++++ EXERCISE MATERIAL ++++

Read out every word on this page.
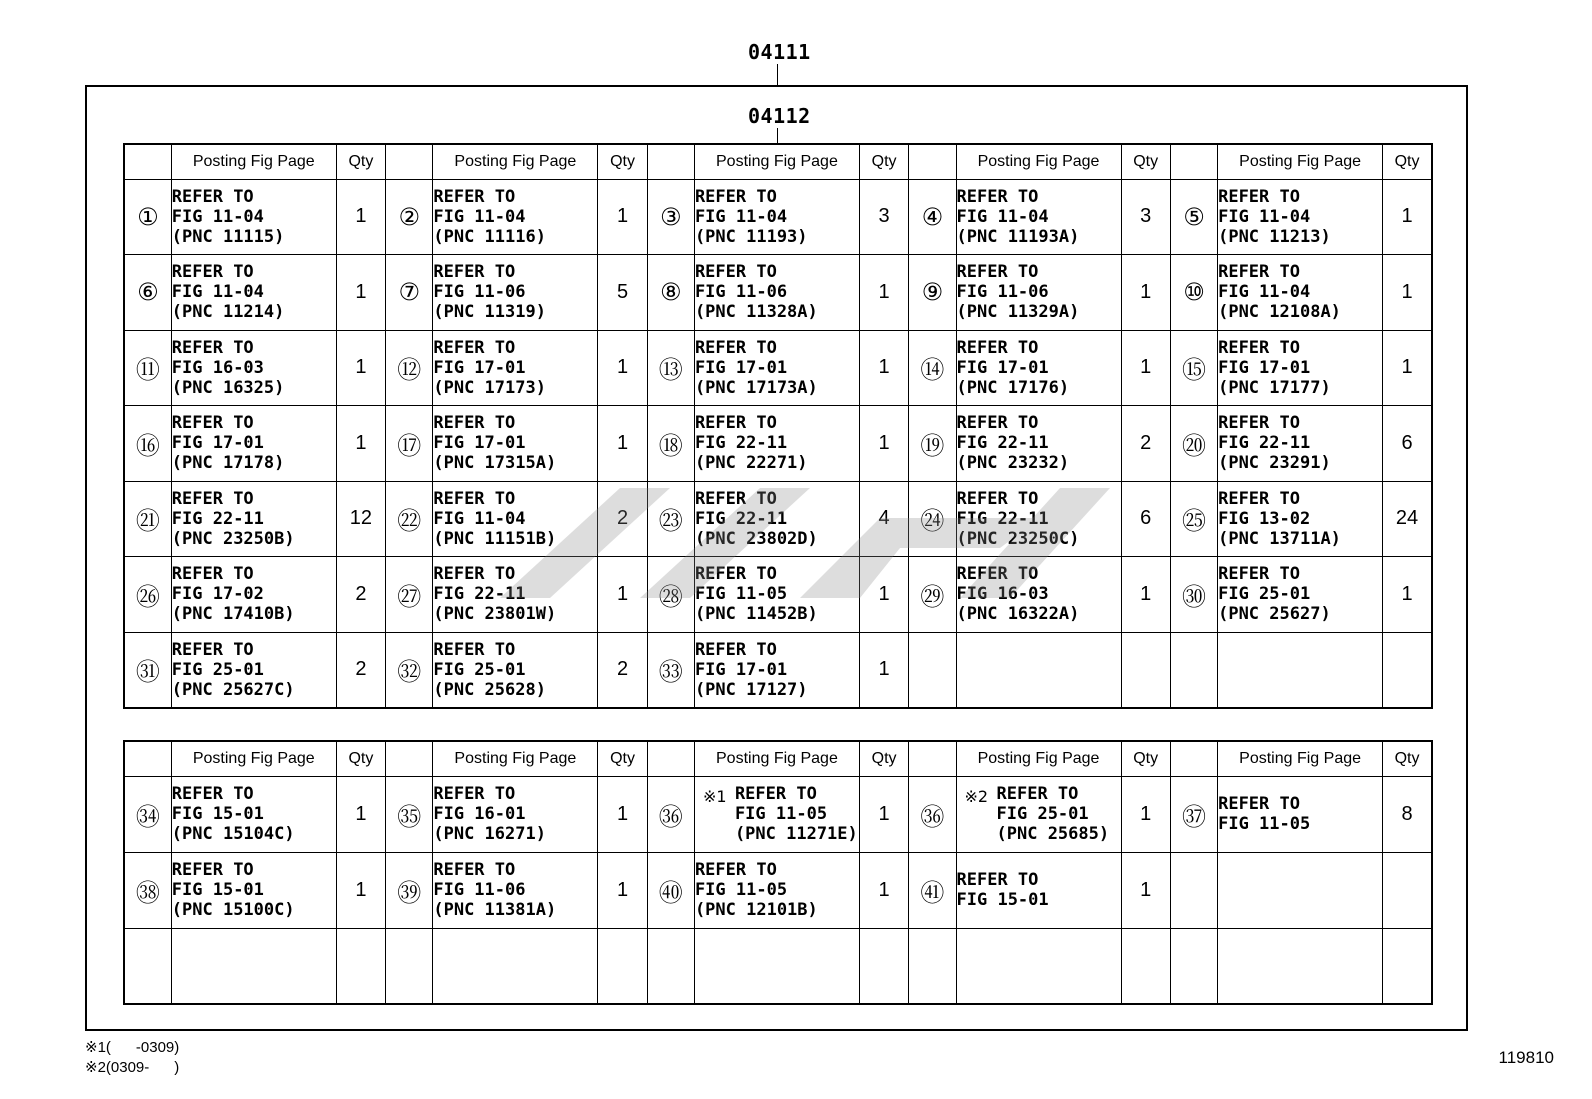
04111
04112
	Posting Fig Page	Qty		Posting Fig Page	Qty		Posting Fig Page	Qty		Posting Fig Page	Qty		Posting Fig Page	Qty
①	REFER TO
FIG 11-04
(PNC 11115)	1	②	REFER TO
FIG 11-04
(PNC 11116)	1	③	REFER TO
FIG 11-04
(PNC 11193)	3	④	REFER TO
FIG 11-04
(PNC 11193A)	3	⑤	REFER TO
FIG 11-04
(PNC 11213)	1
⑥	REFER TO
FIG 11-04
(PNC 11214)	1	⑦	REFER TO
FIG 11-06
(PNC 11319)	5	⑧	REFER TO
FIG 11-06
(PNC 11328A)	1	⑨	REFER TO
FIG 11-06
(PNC 11329A)	1	⑩	REFER TO
FIG 11-04
(PNC 12108A)	1
⑪	REFER TO
FIG 16-03
(PNC 16325)	1	⑫	REFER TO
FIG 17-01
(PNC 17173)	1	⑬	REFER TO
FIG 17-01
(PNC 17173A)	1	⑭	REFER TO
FIG 17-01
(PNC 17176)	1	⑮	REFER TO
FIG 17-01
(PNC 17177)	1
⑯	REFER TO
FIG 17-01
(PNC 17178)	1	⑰	REFER TO
FIG 17-01
(PNC 17315A)	1	⑱	REFER TO
FIG 22-11
(PNC 22271)	1	⑲	REFER TO
FIG 22-11
(PNC 23232)	2	⑳	REFER TO
FIG 22-11
(PNC 23291)	6
㉑	REFER TO
FIG 22-11
(PNC 23250B)	12	㉒	REFER TO
FIG 11-04
(PNC 11151B)	2	㉓	REFER TO
FIG 22-11
(PNC 23802D)	4	㉔	REFER TO
FIG 22-11
(PNC 23250C)	6	㉕	REFER TO
FIG 13-02
(PNC 13711A)	24
㉖	REFER TO
FIG 17-02
(PNC 17410B)	2	㉗	REFER TO
FIG 22-11
(PNC 23801W)	1	㉘	REFER TO
FIG 11-05
(PNC 11452B)	1	㉙	REFER TO
FIG 16-03
(PNC 16322A)	1	㉚	REFER TO
FIG 25-01
(PNC 25627)	1
㉛	REFER TO
FIG 25-01
(PNC 25627C)	2	㉜	REFER TO
FIG 25-01
(PNC 25628)	2	㉝	REFER TO
FIG 17-01
(PNC 17127)	1						
	Posting Fig Page	Qty		Posting Fig Page	Qty		Posting Fig Page	Qty		Posting Fig Page	Qty		Posting Fig Page	Qty
㉞	REFER TO
FIG 15-01
(PNC 15104C)	1	㉟	REFER TO
FIG 16-01
(PNC 16271)	1	㊱	※1 REFER TO
FIG 11-05
(PNC 11271E)	1	㊱	※2 REFER TO
FIG 25-01
(PNC 25685)	1	㊲	REFER TO
FIG 11-05	8
㊳	REFER TO
FIG 15-01
(PNC 15100C)	1	㊴	REFER TO
FIG 11-06
(PNC 11381A)	1	㊵	REFER TO
FIG 11-05
(PNC 12101B)	1	㊶	REFER TO
FIG 15-01	1			

※1(      -0309)
※2(0309-      )
119810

++++

**WHAT IS BEING ASKED:**
All the material shown above is to be copied exactly, with no pictures carried over.

**SOLUTION TO THIS PROBLEM:**
Read out every word on this page.
04111
04112
	Posting Fig Page	Qty		Posting Fig Page	Qty		Posting Fig Page	Qty		Posting Fig Page	Qty		Posting Fig Page	Qty
①	REFER TO
FIG 11-04
(PNC 11115)	1	②	REFER TO
FIG 11-04
(PNC 11116)	1	③	REFER TO
FIG 11-04
(PNC 11193)	3	④	REFER TO
FIG 11-04
(PNC 11193A)	3	⑤	REFER TO
FIG 11-04
(PNC 11213)	1
⑥	REFER TO
FIG 11-04
(PNC 11214)	1	⑦	REFER TO
FIG 11-06
(PNC 11319)	5	⑧	REFER TO
FIG 11-06
(PNC 11328A)	1	⑨	REFER TO
FIG 11-06
(PNC 11329A)	1	⑩	REFER TO
FIG 11-04
(PNC 12108A)	1
⑪	REFER TO
FIG 16-03
(PNC 16325)	1	⑫	REFER TO
FIG 17-01
(PNC 17173)	1	⑬	REFER TO
FIG 17-01
(PNC 17173A)	1	⑭	REFER TO
FIG 17-01
(PNC 17176)	1	⑮	REFER TO
FIG 17-01
(PNC 17177)	1
⑯	REFER TO
FIG 17-01
(PNC 17178)	1	⑰	REFER TO
FIG 17-01
(PNC 17315A)	1	⑱	REFER TO
FIG 22-11
(PNC 22271)	1	⑲	REFER TO
FIG 22-11
(PNC 23232)	2	⑳	REFER TO
FIG 22-11
(PNC 23291)	6
㉑	REFER TO
FIG 22-11
(PNC 23250B)	12	㉒	REFER TO
FIG 11-04
(PNC 11151B)	2	㉓	REFER TO
FIG 22-11
(PNC 23802D)	4	㉔	REFER TO
FIG 22-11
(PNC 23250C)	6	㉕	REFER TO
FIG 13-02
(PNC 13711A)	24
㉖	REFER TO
FIG 17-02
(PNC 17410B)	2	㉗	REFER TO
FIG 22-11
(PNC 23801W)	1	㉘	REFER TO
FIG 11-05
(PNC 11452B)	1	㉙	REFER TO
FIG 16-03
(PNC 16322A)	1	㉚	REFER TO
FIG 25-01
(PNC 25627)	1
㉛	REFER TO
FIG 25-01
(PNC 25627C)	2	㉜	REFER TO
FIG 25-01
(PNC 25628)	2	㉝	REFER TO
FIG 17-01
(PNC 17127)	1						
	Posting Fig Page	Qty		Posting Fig Page	Qty		Posting Fig Page	Qty		Posting Fig Page	Qty		Posting Fig Page	Qty
㉞	REFER TO
FIG 15-01
(PNC 15104C)	1	㉟	REFER TO
FIG 16-01
(PNC 16271)	1	㊱	※1 REFER TO
FIG 11-05
(PNC 11271E)	1	㊱	※2 REFER TO
FIG 25-01
(PNC 25685)	1	㊲	REFER TO
FIG 11-05	8
㊳	REFER TO
FIG 15-01
(PNC 15100C)	1	㊴	REFER TO
FIG 11-06
(PNC 11381A)	1	㊵	REFER TO
FIG 11-05
(PNC 12101B)	1	㊶	REFER TO
FIG 15-01	1			

※1(      -0309)
※2(0309-      )
119810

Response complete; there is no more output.